#### Exercise aim:
Write out, precisely and in full, each line of the material.

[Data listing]
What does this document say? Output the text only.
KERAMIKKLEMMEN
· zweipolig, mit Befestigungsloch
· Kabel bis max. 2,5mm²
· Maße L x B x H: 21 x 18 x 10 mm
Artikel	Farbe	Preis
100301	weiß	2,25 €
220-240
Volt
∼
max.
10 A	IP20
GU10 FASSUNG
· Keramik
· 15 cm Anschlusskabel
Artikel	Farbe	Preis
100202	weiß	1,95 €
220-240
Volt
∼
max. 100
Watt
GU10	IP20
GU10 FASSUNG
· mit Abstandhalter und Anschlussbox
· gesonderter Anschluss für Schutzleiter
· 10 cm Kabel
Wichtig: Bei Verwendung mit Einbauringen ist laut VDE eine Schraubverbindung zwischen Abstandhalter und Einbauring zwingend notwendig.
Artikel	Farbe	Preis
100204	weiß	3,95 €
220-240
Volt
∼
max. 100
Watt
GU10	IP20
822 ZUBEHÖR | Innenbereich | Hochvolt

#### Task result:
What does this document say? Output the text only.
KERAMIKKLEMMEN
· zweipolig, mit Befestigungsloch
· Kabel bis max. 2,5mm²
· Maße L x B x H: 21 x 18 x 10 mm
Artikel	Farbe	Preis
100301	weiß	2,25 €
220-240
Volt
∼
max.
10 A	IP20
GU10 FASSUNG
· Keramik
· 15 cm Anschlusskabel
Artikel	Farbe	Preis
100202	weiß	1,95 €
220-240
Volt
∼
max. 100
Watt
GU10	IP20
GU10 FASSUNG
· mit Abstandhalter und Anschlussbox
· gesonderter Anschluss für Schutzleiter
· 10 cm Kabel
Wichtig: Bei Verwendung mit Einbauringen ist laut VDE eine Schraubverbindung zwischen Abstandhalter und Einbauring zwingend notwendig.
Artikel	Farbe	Preis
100204	weiß	3,95 €
220-240
Volt
∼
max. 100
Watt
GU10	IP20
822 ZUBEHÖR | Innenbereich | Hochvolt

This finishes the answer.